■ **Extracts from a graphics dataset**
────────────────────

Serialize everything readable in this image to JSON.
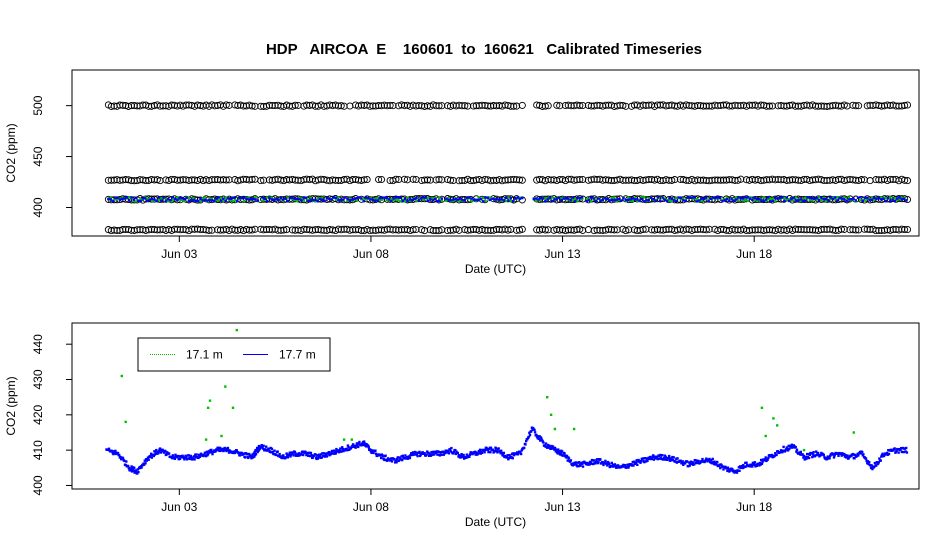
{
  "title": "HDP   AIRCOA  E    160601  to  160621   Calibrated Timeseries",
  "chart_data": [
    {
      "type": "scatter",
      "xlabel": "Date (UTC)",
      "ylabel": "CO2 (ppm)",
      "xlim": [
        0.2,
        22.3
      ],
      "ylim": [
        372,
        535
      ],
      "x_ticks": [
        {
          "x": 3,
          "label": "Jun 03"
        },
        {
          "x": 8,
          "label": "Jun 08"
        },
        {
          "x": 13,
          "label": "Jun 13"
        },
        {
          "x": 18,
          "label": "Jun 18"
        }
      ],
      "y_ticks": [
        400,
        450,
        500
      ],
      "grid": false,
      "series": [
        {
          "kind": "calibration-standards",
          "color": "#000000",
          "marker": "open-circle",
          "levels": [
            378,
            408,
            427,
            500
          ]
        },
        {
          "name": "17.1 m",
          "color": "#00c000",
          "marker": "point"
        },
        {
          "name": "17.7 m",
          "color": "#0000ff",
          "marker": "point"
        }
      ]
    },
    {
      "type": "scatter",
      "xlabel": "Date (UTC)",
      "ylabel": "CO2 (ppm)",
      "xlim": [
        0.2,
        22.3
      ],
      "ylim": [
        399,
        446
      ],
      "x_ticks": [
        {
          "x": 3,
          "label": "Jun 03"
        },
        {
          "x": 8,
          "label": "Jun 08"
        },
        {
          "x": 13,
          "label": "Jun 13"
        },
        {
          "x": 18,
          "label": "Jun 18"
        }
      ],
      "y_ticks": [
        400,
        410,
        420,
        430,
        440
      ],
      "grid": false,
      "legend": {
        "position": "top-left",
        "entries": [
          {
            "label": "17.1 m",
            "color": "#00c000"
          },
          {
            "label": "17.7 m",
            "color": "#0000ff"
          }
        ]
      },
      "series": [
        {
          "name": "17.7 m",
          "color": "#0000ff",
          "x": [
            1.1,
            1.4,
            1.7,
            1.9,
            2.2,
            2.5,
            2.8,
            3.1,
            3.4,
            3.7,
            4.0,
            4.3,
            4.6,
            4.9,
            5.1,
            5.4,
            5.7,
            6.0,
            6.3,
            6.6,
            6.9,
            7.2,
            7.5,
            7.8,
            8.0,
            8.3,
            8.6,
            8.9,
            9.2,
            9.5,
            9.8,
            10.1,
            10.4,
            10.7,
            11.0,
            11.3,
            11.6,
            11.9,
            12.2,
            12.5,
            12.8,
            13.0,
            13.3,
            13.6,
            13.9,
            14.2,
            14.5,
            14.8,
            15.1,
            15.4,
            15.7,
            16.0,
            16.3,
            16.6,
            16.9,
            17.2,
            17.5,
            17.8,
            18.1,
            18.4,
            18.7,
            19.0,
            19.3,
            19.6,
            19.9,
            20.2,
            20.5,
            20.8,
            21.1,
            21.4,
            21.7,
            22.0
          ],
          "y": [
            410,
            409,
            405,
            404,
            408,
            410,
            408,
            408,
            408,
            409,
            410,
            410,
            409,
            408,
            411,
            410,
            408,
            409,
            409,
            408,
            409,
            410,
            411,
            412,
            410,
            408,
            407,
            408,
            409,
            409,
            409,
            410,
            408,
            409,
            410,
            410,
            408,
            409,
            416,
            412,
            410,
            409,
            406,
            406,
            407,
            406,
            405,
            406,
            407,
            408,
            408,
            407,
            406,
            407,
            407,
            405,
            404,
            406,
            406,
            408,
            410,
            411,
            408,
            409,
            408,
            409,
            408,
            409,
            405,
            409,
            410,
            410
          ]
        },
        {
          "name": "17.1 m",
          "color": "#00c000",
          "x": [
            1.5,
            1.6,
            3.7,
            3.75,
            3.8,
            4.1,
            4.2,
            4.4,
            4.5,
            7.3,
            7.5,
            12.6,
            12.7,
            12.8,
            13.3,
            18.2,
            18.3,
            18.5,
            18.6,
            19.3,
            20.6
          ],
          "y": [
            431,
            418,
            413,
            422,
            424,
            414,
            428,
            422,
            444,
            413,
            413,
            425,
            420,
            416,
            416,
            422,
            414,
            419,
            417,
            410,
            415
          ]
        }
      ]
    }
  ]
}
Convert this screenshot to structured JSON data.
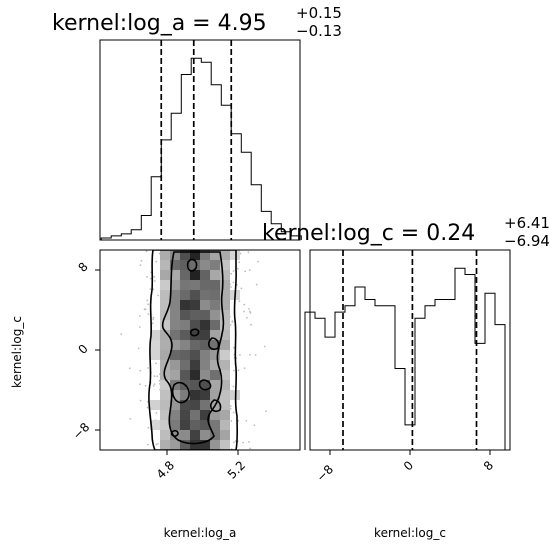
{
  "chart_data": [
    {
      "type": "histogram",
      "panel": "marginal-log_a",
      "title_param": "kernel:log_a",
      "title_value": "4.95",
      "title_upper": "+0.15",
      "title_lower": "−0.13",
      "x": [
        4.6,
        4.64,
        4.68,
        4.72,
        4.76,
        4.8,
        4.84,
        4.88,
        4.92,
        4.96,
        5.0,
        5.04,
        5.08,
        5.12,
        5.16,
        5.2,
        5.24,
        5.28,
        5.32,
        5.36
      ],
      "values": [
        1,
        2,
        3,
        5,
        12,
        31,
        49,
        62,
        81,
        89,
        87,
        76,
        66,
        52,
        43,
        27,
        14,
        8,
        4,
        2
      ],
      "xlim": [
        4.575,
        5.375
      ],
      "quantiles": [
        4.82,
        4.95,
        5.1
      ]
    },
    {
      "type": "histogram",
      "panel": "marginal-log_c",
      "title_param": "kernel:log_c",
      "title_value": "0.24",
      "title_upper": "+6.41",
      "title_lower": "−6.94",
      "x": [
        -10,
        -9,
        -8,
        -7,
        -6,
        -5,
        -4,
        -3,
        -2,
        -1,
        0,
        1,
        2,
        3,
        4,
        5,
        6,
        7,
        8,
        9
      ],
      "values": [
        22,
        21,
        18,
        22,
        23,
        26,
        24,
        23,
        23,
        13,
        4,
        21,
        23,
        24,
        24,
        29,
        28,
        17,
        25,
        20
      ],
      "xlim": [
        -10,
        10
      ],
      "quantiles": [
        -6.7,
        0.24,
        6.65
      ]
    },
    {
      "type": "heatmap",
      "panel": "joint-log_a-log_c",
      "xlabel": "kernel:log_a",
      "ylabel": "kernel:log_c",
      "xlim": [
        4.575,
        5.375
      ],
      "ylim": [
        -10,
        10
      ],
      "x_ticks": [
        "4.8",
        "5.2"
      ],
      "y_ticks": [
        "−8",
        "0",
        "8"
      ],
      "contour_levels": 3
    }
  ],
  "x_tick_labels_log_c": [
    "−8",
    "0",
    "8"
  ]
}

────────────────────

■ **Problem statement**
Go through the listing above and write it all out exactly, leaving out any picture.

■ **Written answer**
Serialize everything readable in this image to JSON.
{
  "title": "HDP   AIRCOA  E    160601  to  160621   Calibrated Timeseries",
  "chart_data": [
    {
      "type": "scatter",
      "xlabel": "Date (UTC)",
      "ylabel": "CO2 (ppm)",
      "xlim": [
        0.2,
        22.3
      ],
      "ylim": [
        372,
        535
      ],
      "x_ticks": [
        {
          "x": 3,
          "label": "Jun 03"
        },
        {
          "x": 8,
          "label": "Jun 08"
        },
        {
          "x": 13,
          "label": "Jun 13"
        },
        {
          "x": 18,
          "label": "Jun 18"
        }
      ],
      "y_ticks": [
        400,
        450,
        500
      ],
      "grid": false,
      "series": [
        {
          "kind": "calibration-standards",
          "color": "#000000",
          "marker": "open-circle",
          "levels": [
            378,
            408,
            427,
            500
          ]
        },
        {
          "name": "17.1 m",
          "color": "#00c000",
          "marker": "point"
        },
        {
          "name": "17.7 m",
          "color": "#0000ff",
          "marker": "point"
        }
      ]
    },
    {
      "type": "scatter",
      "xlabel": "Date (UTC)",
      "ylabel": "CO2 (ppm)",
      "xlim": [
        0.2,
        22.3
      ],
      "ylim": [
        399,
        446
      ],
      "x_ticks": [
        {
          "x": 3,
          "label": "Jun 03"
        },
        {
          "x": 8,
          "label": "Jun 08"
        },
        {
          "x": 13,
          "label": "Jun 13"
        },
        {
          "x": 18,
          "label": "Jun 18"
        }
      ],
      "y_ticks": [
        400,
        410,
        420,
        430,
        440
      ],
      "grid": false,
      "legend": {
        "position": "top-left",
        "entries": [
          {
            "label": "17.1 m",
            "color": "#00c000"
          },
          {
            "label": "17.7 m",
            "color": "#0000ff"
          }
        ]
      },
      "series": [
        {
          "name": "17.7 m",
          "color": "#0000ff",
          "x": [
            1.1,
            1.4,
            1.7,
            1.9,
            2.2,
            2.5,
            2.8,
            3.1,
            3.4,
            3.7,
            4.0,
            4.3,
            4.6,
            4.9,
            5.1,
            5.4,
            5.7,
            6.0,
            6.3,
            6.6,
            6.9,
            7.2,
            7.5,
            7.8,
            8.0,
            8.3,
            8.6,
            8.9,
            9.2,
            9.5,
            9.8,
            10.1,
            10.4,
            10.7,
            11.0,
            11.3,
            11.6,
            11.9,
            12.2,
            12.5,
            12.8,
            13.0,
            13.3,
            13.6,
            13.9,
            14.2,
            14.5,
            14.8,
            15.1,
            15.4,
            15.7,
            16.0,
            16.3,
            16.6,
            16.9,
            17.2,
            17.5,
            17.8,
            18.1,
            18.4,
            18.7,
            19.0,
            19.3,
            19.6,
            19.9,
            20.2,
            20.5,
            20.8,
            21.1,
            21.4,
            21.7,
            22.0
          ],
          "y": [
            410,
            409,
            405,
            404,
            408,
            410,
            408,
            408,
            408,
            409,
            410,
            410,
            409,
            408,
            411,
            410,
            408,
            409,
            409,
            408,
            409,
            410,
            411,
            412,
            410,
            408,
            407,
            408,
            409,
            409,
            409,
            410,
            408,
            409,
            410,
            410,
            408,
            409,
            416,
            412,
            410,
            409,
            406,
            406,
            407,
            406,
            405,
            406,
            407,
            408,
            408,
            407,
            406,
            407,
            407,
            405,
            404,
            406,
            406,
            408,
            410,
            411,
            408,
            409,
            408,
            409,
            408,
            409,
            405,
            409,
            410,
            410
          ]
        },
        {
          "name": "17.1 m",
          "color": "#00c000",
          "x": [
            1.5,
            1.6,
            3.7,
            3.75,
            3.8,
            4.1,
            4.2,
            4.4,
            4.5,
            7.3,
            7.5,
            12.6,
            12.7,
            12.8,
            13.3,
            18.2,
            18.3,
            18.5,
            18.6,
            19.3,
            20.6
          ],
          "y": [
            431,
            418,
            413,
            422,
            424,
            414,
            428,
            422,
            444,
            413,
            413,
            425,
            420,
            416,
            416,
            422,
            414,
            419,
            417,
            410,
            415
          ]
        }
      ]
    }
  ]
}
Convert this screenshot to structured JSON data.
{
  "chart_data": [
    {
      "type": "histogram",
      "panel": "marginal-log_a",
      "title_param": "kernel:log_a",
      "title_value": "4.95",
      "title_upper": "+0.15",
      "title_lower": "−0.13",
      "x": [
        4.6,
        4.64,
        4.68,
        4.72,
        4.76,
        4.8,
        4.84,
        4.88,
        4.92,
        4.96,
        5.0,
        5.04,
        5.08,
        5.12,
        5.16,
        5.2,
        5.24,
        5.28,
        5.32,
        5.36
      ],
      "values": [
        1,
        2,
        3,
        5,
        12,
        31,
        49,
        62,
        81,
        89,
        87,
        76,
        66,
        52,
        43,
        27,
        14,
        8,
        4,
        2
      ],
      "xlim": [
        4.575,
        5.375
      ],
      "quantiles": [
        4.82,
        4.95,
        5.1
      ]
    },
    {
      "type": "histogram",
      "panel": "marginal-log_c",
      "title_param": "kernel:log_c",
      "title_value": "0.24",
      "title_upper": "+6.41",
      "title_lower": "−6.94",
      "x": [
        -10,
        -9,
        -8,
        -7,
        -6,
        -5,
        -4,
        -3,
        -2,
        -1,
        0,
        1,
        2,
        3,
        4,
        5,
        6,
        7,
        8,
        9
      ],
      "values": [
        22,
        21,
        18,
        22,
        23,
        26,
        24,
        23,
        23,
        13,
        4,
        21,
        23,
        24,
        24,
        29,
        28,
        17,
        25,
        20
      ],
      "xlim": [
        -10,
        10
      ],
      "quantiles": [
        -6.7,
        0.24,
        6.65
      ]
    },
    {
      "type": "heatmap",
      "panel": "joint-log_a-log_c",
      "xlabel": "kernel:log_a",
      "ylabel": "kernel:log_c",
      "xlim": [
        4.575,
        5.375
      ],
      "ylim": [
        -10,
        10
      ],
      "x_ticks": [
        "4.8",
        "5.2"
      ],
      "y_ticks": [
        "−8",
        "0",
        "8"
      ],
      "contour_levels": 3
    }
  ],
  "x_tick_labels_log_c": [
    "−8",
    "0",
    "8"
  ]
}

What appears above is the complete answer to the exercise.